▶ **EXERCISE OBJECTIVE**
Write out the records beneath this line exactly as they appear, minus any images.

Extracted data entries:
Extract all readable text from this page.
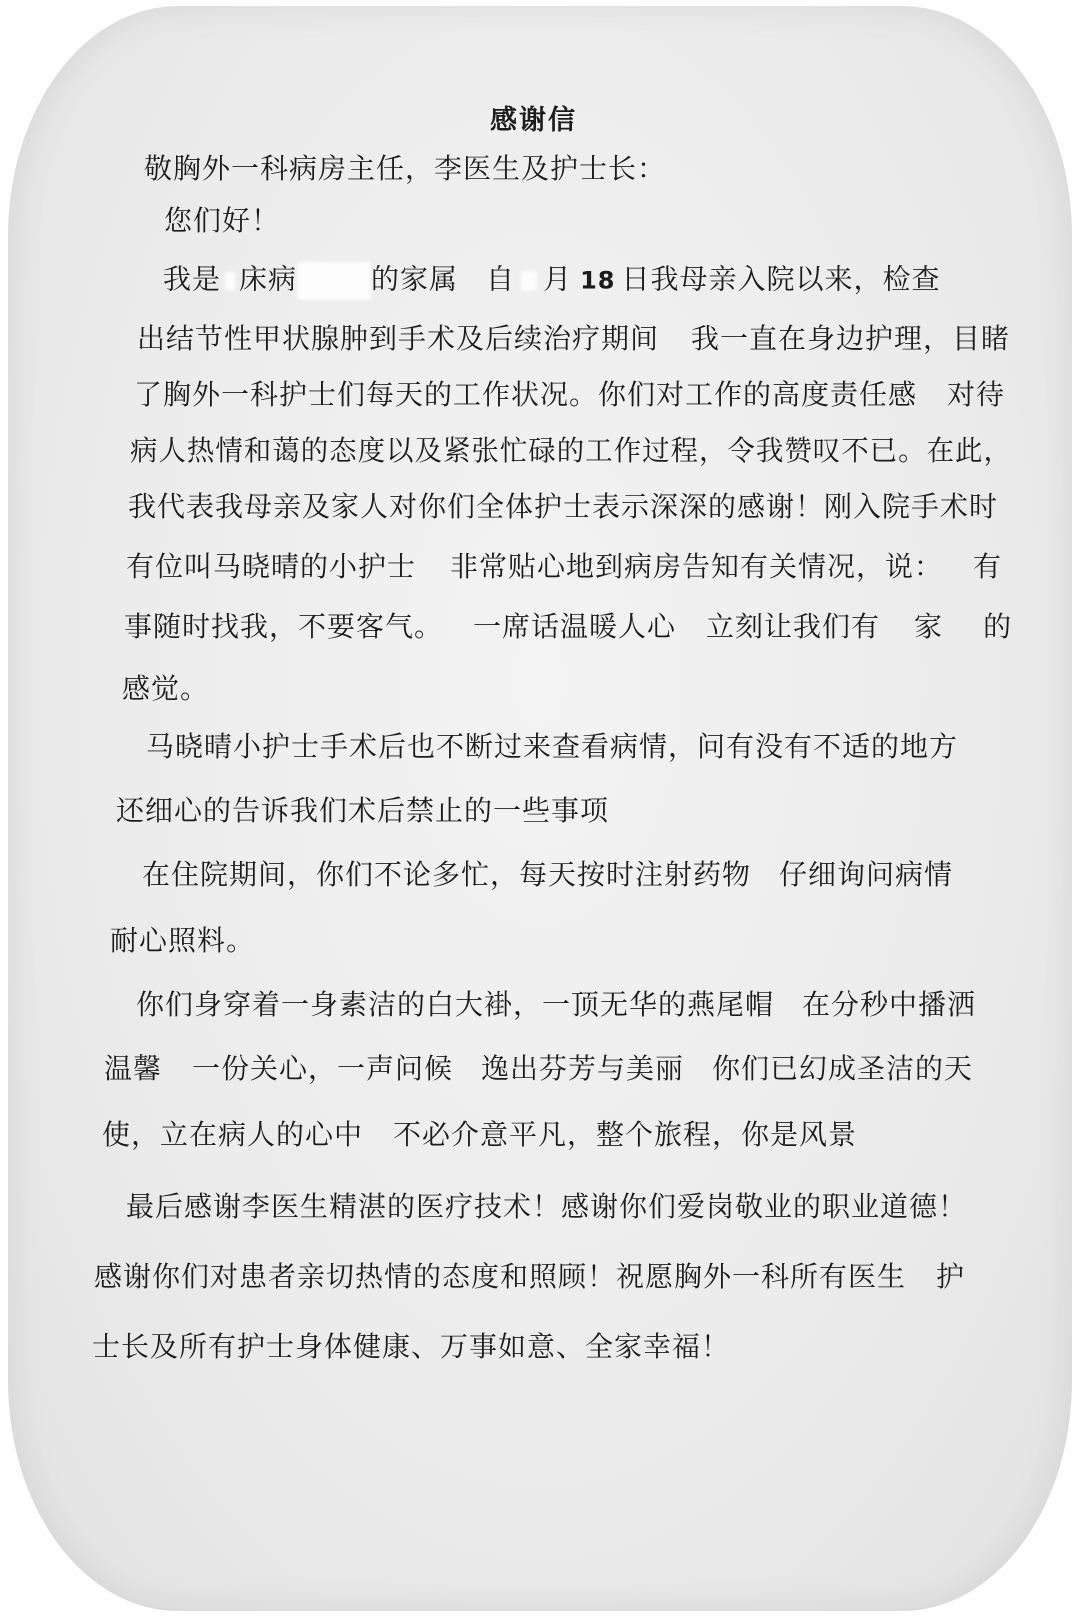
感谢信
敬胸外一科病房主任，李医生及护士长：
您们好！
我是 床病	的家属 自 月 18 日我母亲入院以来，检查
出结节性甲状腺肿到手术及后续治疗期间 我一直在身边护理，目睹
了胸外一科护士们每天的工作状况。你们对工作的高度责任感 对待
病人热情和蔼的态度以及紧张忙碌的工作过程，令我赞叹不已。在此，
我代表我母亲及家人对你们全体护士表示深深的感谢！刚入院手术时
有位叫马晓晴的小护士 非常贴心地到病房告知有关情况，说： 有
事随时找我，不要客气。 一席话温暖人心 立刻让我们有 家 的
感觉。
马晓晴小护士手术后也不断过来查看病情，问有没有不适的地方
还细心的告诉我们术后禁止的一些事项
在住院期间，你们不论多忙，每天按时注射药物 仔细询问病情
耐心照料。
你们身穿着一身素洁的白大褂，一顶无华的燕尾帽 在分秒中播洒
温馨 一份关心，一声问候 逸出芬芳与美丽 你们已幻成圣洁的天
使，立在病人的心中 不必介意平凡，整个旅程，你是风景
最后感谢李医生精湛的医疗技术！感谢你们爱岗敬业的职业道德！
感谢你们对患者亲切热情的态度和照顾！祝愿胸外一科所有医生 护
士长及所有护士身体健康、万事如意、全家幸福！
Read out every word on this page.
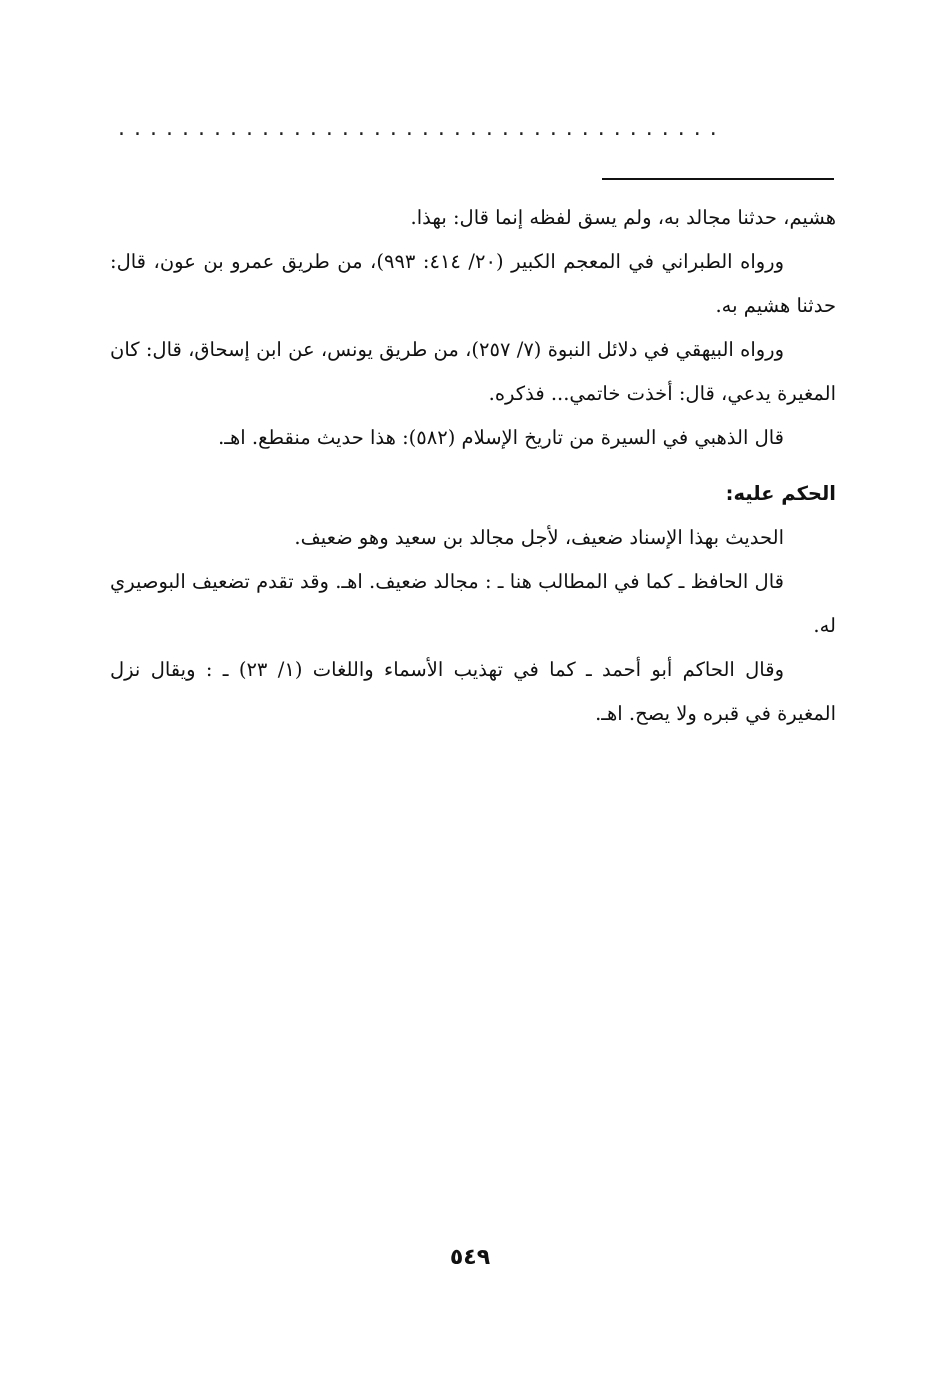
......................................

هشيم، حدثنا مجالد به، ولم يسق لفظه إنما قال: بهذا.

ورواه الطبراني في المعجم الكبير (٢٠/ ٤١٤: ٩٩٣)، من طريق عمرو بن عون، قال: حدثنا هشيم به.

ورواه البيهقي في دلائل النبوة (٧/ ٢٥٧)، من طريق يونس، عن ابن إسحاق، قال: كان المغيرة يدعي، قال: أخذت خاتمي... فذكره.

قال الذهبي في السيرة من تاريخ الإسلام (٥٨٢): هذا حديث منقطع. اهـ.

الحكم عليه:

الحديث بهذا الإسناد ضعيف، لأجل مجالد بن سعيد وهو ضعيف.

قال الحافظ ـ كما في المطالب هنا ـ : مجالد ضعيف. اهـ. وقد تقدم تضعيف البوصيري له.

وقال الحاكم أبو أحمد ـ كما في تهذيب الأسماء واللغات (١/ ٢٣) ـ : ويقال نزل المغيرة في قبره ولا يصح. اهـ.

٥٤٩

▶ **SOLUTION FOR THIS EXERCISE**
Extract all readable text from this page.
感谢信
敬胸外一科病房主任，李医生及护士长：
您们好！
我是 床病	的家属 自 月 18 日我母亲入院以来，检查
出结节性甲状腺肿到手术及后续治疗期间 我一直在身边护理，目睹
了胸外一科护士们每天的工作状况。你们对工作的高度责任感 对待
病人热情和蔼的态度以及紧张忙碌的工作过程，令我赞叹不已。在此，
我代表我母亲及家人对你们全体护士表示深深的感谢！刚入院手术时
有位叫马晓晴的小护士 非常贴心地到病房告知有关情况，说： 有
事随时找我，不要客气。 一席话温暖人心 立刻让我们有 家 的
感觉。
马晓晴小护士手术后也不断过来查看病情，问有没有不适的地方
还细心的告诉我们术后禁止的一些事项
在住院期间，你们不论多忙，每天按时注射药物 仔细询问病情
耐心照料。
你们身穿着一身素洁的白大褂，一顶无华的燕尾帽 在分秒中播洒
温馨 一份关心，一声问候 逸出芬芳与美丽 你们已幻成圣洁的天
使，立在病人的心中 不必介意平凡，整个旅程，你是风景
最后感谢李医生精湛的医疗技术！感谢你们爱岗敬业的职业道德！
感谢你们对患者亲切热情的态度和照顾！祝愿胸外一科所有医生 护
士长及所有护士身体健康、万事如意、全家幸福！
Read out every word on this page.
......................................

هشيم، حدثنا مجالد به، ولم يسق لفظه إنما قال: بهذا.

ورواه الطبراني في المعجم الكبير (٢٠/ ٤١٤: ٩٩٣)، من طريق عمرو بن عون، قال: حدثنا هشيم به.

ورواه البيهقي في دلائل النبوة (٧/ ٢٥٧)، من طريق يونس، عن ابن إسحاق، قال: كان المغيرة يدعي، قال: أخذت خاتمي... فذكره.

قال الذهبي في السيرة من تاريخ الإسلام (٥٨٢): هذا حديث منقطع. اهـ.

الحكم عليه:

الحديث بهذا الإسناد ضعيف، لأجل مجالد بن سعيد وهو ضعيف.

قال الحافظ ـ كما في المطالب هنا ـ : مجالد ضعيف. اهـ. وقد تقدم تضعيف البوصيري له.

وقال الحاكم أبو أحمد ـ كما في تهذيب الأسماء واللغات (١/ ٢٣) ـ : ويقال نزل المغيرة في قبره ولا يصح. اهـ.

٥٤٩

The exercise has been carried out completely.